[Collected data]
━━━

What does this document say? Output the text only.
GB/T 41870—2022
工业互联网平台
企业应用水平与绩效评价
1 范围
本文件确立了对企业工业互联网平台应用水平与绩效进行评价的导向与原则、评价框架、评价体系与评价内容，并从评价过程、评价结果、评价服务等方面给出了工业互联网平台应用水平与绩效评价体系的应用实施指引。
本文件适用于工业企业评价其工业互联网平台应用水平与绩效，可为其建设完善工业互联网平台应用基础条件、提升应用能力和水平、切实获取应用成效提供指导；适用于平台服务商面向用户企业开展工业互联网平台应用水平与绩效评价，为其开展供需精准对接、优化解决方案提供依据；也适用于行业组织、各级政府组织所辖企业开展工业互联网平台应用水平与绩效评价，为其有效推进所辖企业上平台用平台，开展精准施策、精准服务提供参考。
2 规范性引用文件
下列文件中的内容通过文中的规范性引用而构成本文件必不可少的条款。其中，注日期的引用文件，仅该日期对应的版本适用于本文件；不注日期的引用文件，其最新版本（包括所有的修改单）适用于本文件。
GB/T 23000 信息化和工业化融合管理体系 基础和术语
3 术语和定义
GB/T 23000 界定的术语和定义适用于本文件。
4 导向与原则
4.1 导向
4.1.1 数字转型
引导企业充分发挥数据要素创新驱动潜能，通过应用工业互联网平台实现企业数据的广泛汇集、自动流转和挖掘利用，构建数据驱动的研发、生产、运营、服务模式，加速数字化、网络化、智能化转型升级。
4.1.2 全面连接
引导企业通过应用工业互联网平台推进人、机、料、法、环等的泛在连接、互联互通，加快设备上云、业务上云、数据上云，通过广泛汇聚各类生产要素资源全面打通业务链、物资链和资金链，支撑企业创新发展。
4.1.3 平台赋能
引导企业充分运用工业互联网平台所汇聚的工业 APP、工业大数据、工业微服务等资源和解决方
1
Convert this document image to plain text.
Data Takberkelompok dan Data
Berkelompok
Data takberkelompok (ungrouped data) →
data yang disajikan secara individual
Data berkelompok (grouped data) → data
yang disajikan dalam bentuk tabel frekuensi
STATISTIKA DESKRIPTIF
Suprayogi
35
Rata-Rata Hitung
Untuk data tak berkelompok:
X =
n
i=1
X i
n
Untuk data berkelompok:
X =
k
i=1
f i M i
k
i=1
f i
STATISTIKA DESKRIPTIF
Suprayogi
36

━━━

Repeat, character for character, the lines from the one that holds "Convert this document image to plain text." to the final line of the material, inclusive, and no other lines.

**Finished answer:**
Convert this document image to plain text.
Data Takberkelompok dan Data
Berkelompok
Data takberkelompok (ungrouped data) →
data yang disajikan secara individual
Data berkelompok (grouped data) → data
yang disajikan dalam bentuk tabel frekuensi
STATISTIKA DESKRIPTIF
Suprayogi
35
Rata-Rata Hitung
Untuk data tak berkelompok:
X =
n
i=1
X i
n
Untuk data berkelompok:
X =
k
i=1
f i M i
k
i=1
f i
STATISTIKA DESKRIPTIF
Suprayogi
36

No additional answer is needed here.